### Job
Quote the whole listing exactly. Leave the pictures out of your copy.
═════ Exercise input
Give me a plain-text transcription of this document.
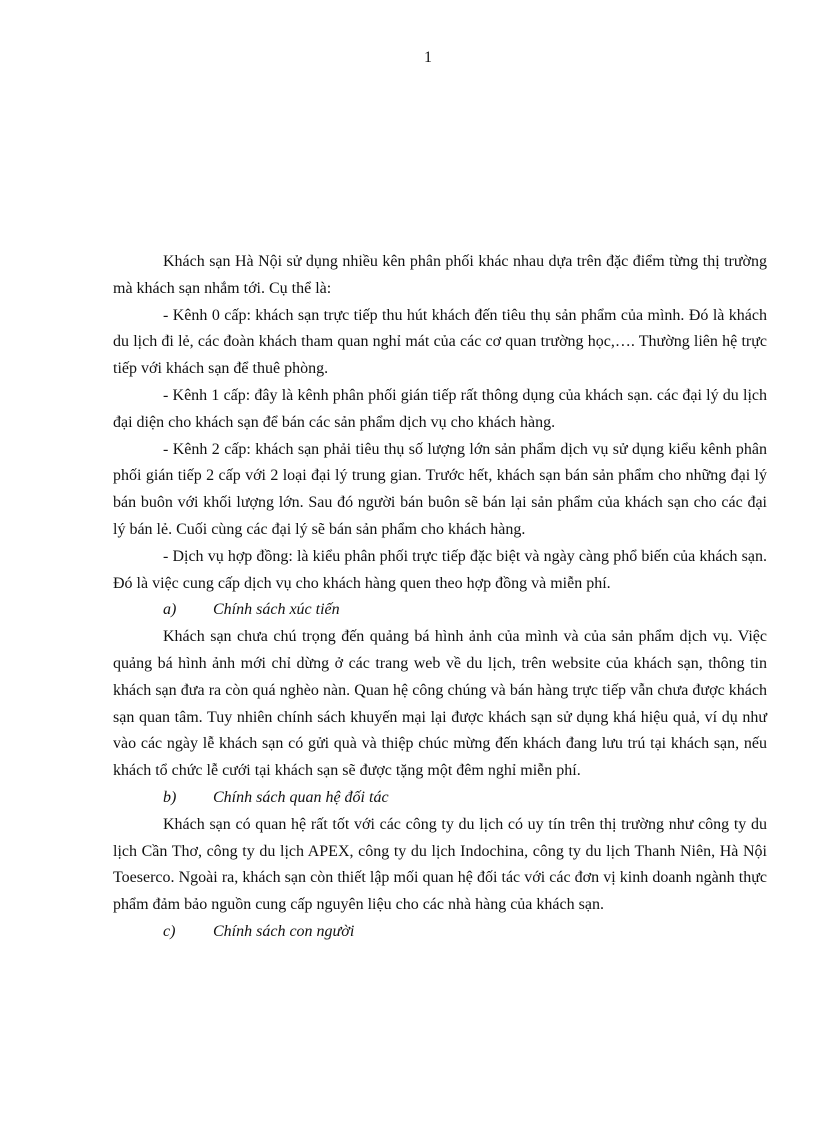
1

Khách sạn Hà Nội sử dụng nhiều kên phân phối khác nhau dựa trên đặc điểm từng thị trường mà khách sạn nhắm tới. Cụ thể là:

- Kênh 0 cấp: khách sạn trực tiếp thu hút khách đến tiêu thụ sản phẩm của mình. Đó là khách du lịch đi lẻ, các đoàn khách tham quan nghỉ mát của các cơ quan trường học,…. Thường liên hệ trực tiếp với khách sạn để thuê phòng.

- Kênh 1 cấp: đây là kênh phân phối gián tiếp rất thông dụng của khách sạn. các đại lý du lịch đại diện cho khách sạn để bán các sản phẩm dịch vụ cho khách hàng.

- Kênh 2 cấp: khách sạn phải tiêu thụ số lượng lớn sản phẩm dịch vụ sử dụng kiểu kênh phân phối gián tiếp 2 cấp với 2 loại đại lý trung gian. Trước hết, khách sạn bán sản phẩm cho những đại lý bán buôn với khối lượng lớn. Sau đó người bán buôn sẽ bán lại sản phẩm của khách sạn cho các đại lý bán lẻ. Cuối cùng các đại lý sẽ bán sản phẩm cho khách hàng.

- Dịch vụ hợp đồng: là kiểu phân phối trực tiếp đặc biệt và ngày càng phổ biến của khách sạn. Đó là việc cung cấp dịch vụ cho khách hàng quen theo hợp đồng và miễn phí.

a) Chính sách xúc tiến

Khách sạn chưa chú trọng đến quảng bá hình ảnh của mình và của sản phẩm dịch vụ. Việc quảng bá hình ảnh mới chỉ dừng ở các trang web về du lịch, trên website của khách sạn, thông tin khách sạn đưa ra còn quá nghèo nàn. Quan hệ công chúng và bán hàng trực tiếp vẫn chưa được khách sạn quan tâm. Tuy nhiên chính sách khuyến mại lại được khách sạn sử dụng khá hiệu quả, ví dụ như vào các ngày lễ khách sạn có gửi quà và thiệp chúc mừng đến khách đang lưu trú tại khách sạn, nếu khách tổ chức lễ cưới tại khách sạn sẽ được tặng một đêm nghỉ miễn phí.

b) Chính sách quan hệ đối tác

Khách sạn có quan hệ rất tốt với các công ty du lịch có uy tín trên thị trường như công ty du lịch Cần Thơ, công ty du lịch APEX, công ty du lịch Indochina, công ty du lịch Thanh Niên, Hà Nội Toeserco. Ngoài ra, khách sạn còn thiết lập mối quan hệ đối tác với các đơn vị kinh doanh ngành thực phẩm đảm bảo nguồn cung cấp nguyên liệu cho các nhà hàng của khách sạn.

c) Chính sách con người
══════════
### Solution for this problem
Give me a plain-text transcription of this document.
1

Khách sạn Hà Nội sử dụng nhiều kên phân phối khác nhau dựa trên đặc điểm từng thị trường mà khách sạn nhắm tới. Cụ thể là:

- Kênh 0 cấp: khách sạn trực tiếp thu hút khách đến tiêu thụ sản phẩm của mình. Đó là khách du lịch đi lẻ, các đoàn khách tham quan nghỉ mát của các cơ quan trường học,…. Thường liên hệ trực tiếp với khách sạn để thuê phòng.

- Kênh 1 cấp: đây là kênh phân phối gián tiếp rất thông dụng của khách sạn. các đại lý du lịch đại diện cho khách sạn để bán các sản phẩm dịch vụ cho khách hàng.

- Kênh 2 cấp: khách sạn phải tiêu thụ số lượng lớn sản phẩm dịch vụ sử dụng kiểu kênh phân phối gián tiếp 2 cấp với 2 loại đại lý trung gian. Trước hết, khách sạn bán sản phẩm cho những đại lý bán buôn với khối lượng lớn. Sau đó người bán buôn sẽ bán lại sản phẩm của khách sạn cho các đại lý bán lẻ. Cuối cùng các đại lý sẽ bán sản phẩm cho khách hàng.

- Dịch vụ hợp đồng: là kiểu phân phối trực tiếp đặc biệt và ngày càng phổ biến của khách sạn. Đó là việc cung cấp dịch vụ cho khách hàng quen theo hợp đồng và miễn phí.

a) Chính sách xúc tiến

Khách sạn chưa chú trọng đến quảng bá hình ảnh của mình và của sản phẩm dịch vụ. Việc quảng bá hình ảnh mới chỉ dừng ở các trang web về du lịch, trên website của khách sạn, thông tin khách sạn đưa ra còn quá nghèo nàn. Quan hệ công chúng và bán hàng trực tiếp vẫn chưa được khách sạn quan tâm. Tuy nhiên chính sách khuyến mại lại được khách sạn sử dụng khá hiệu quả, ví dụ như vào các ngày lễ khách sạn có gửi quà và thiệp chúc mừng đến khách đang lưu trú tại khách sạn, nếu khách tổ chức lễ cưới tại khách sạn sẽ được tặng một đêm nghỉ miễn phí.

b) Chính sách quan hệ đối tác

Khách sạn có quan hệ rất tốt với các công ty du lịch có uy tín trên thị trường như công ty du lịch Cần Thơ, công ty du lịch APEX, công ty du lịch Indochina, công ty du lịch Thanh Niên, Hà Nội Toeserco. Ngoài ra, khách sạn còn thiết lập mối quan hệ đối tác với các đơn vị kinh doanh ngành thực phẩm đảm bảo nguồn cung cấp nguyên liệu cho các nhà hàng của khách sạn.

c) Chính sách con người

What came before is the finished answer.